**WHAT IS ASKED:** Collect every line in the records below that contains the word "return".

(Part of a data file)
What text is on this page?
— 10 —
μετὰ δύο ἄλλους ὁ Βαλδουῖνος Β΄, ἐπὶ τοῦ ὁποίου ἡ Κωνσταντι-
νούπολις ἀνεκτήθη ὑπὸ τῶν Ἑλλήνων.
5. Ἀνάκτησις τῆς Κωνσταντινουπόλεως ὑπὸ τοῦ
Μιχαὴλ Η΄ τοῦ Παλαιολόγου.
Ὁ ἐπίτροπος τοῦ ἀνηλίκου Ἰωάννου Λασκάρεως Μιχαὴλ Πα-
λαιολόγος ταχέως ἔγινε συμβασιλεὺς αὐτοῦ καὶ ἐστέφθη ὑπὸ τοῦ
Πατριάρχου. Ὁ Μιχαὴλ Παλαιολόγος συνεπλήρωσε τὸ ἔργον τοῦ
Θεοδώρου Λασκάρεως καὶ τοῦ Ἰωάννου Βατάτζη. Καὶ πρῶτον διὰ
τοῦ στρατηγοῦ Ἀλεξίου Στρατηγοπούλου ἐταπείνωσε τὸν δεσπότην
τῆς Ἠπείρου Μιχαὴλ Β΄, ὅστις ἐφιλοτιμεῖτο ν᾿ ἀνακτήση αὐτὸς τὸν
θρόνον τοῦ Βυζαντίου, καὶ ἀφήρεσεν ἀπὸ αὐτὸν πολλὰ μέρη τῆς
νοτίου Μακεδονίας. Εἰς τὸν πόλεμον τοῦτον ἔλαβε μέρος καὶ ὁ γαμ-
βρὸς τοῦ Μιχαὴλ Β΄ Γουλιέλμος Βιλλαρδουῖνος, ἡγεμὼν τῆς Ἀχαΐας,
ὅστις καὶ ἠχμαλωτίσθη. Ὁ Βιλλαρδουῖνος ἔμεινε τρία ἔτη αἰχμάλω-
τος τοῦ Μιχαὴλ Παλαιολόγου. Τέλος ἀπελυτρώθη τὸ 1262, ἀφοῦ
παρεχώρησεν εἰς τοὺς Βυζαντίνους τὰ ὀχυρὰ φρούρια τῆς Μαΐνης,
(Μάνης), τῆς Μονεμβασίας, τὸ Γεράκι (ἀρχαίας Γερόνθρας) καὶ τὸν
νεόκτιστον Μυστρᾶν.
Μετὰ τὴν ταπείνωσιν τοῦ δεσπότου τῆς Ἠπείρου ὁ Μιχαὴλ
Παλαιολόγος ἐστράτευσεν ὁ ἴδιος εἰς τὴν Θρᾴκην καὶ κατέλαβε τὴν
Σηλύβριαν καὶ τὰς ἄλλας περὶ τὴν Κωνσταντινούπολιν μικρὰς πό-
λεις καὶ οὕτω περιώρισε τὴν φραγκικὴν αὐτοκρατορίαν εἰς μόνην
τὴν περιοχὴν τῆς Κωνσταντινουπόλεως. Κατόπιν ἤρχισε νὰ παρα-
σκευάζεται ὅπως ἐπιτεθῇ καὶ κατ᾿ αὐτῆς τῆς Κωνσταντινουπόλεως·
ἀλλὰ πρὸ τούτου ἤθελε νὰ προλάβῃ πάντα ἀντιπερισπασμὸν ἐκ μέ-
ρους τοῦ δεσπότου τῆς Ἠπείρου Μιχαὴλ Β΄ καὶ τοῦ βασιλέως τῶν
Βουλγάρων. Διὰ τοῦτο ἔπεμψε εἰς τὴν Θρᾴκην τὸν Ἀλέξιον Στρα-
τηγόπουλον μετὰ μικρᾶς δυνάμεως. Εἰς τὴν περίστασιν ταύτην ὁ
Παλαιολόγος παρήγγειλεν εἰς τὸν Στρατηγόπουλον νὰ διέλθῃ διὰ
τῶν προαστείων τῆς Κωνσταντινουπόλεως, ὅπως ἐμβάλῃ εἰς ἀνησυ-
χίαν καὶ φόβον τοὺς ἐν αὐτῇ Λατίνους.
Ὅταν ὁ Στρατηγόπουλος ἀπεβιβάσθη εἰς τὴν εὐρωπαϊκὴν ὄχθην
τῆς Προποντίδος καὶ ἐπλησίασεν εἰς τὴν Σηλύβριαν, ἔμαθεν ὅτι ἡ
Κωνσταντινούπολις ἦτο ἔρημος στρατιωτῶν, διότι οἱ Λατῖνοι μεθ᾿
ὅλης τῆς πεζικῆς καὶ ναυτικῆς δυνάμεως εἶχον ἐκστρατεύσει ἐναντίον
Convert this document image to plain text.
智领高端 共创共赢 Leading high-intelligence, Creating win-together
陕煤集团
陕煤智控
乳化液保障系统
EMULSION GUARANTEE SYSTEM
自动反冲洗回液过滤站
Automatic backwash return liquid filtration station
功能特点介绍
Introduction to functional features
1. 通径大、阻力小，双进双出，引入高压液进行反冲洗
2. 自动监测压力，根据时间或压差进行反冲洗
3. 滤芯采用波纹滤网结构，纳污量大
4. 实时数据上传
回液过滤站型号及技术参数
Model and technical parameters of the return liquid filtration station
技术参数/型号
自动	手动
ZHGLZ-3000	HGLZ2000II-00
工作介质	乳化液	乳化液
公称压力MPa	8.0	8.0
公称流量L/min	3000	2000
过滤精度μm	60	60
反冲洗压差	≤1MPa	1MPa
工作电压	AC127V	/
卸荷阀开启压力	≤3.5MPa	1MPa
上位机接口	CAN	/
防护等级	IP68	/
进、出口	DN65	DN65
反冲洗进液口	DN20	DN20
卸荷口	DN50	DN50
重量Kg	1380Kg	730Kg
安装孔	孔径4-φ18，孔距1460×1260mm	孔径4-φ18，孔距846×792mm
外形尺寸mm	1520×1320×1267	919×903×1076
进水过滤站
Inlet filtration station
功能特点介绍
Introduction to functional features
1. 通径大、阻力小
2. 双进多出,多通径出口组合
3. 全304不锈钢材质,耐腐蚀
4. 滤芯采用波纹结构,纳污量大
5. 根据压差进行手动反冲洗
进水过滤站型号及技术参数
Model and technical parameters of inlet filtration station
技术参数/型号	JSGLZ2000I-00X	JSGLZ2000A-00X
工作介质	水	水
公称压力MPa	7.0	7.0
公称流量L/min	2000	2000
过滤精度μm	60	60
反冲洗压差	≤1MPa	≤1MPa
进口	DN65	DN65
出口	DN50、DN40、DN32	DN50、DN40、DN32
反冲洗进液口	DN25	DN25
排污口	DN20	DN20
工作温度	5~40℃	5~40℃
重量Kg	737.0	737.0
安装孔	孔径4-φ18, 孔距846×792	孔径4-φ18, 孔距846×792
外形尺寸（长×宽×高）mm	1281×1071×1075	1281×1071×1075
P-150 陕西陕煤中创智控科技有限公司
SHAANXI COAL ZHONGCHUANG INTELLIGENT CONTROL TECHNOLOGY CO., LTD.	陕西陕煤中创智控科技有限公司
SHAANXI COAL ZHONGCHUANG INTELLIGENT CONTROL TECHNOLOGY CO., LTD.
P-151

**WORKED ANSWER:**
Automatic backwash return liquid filtration station
Model and technical parameters of the return liquid filtration station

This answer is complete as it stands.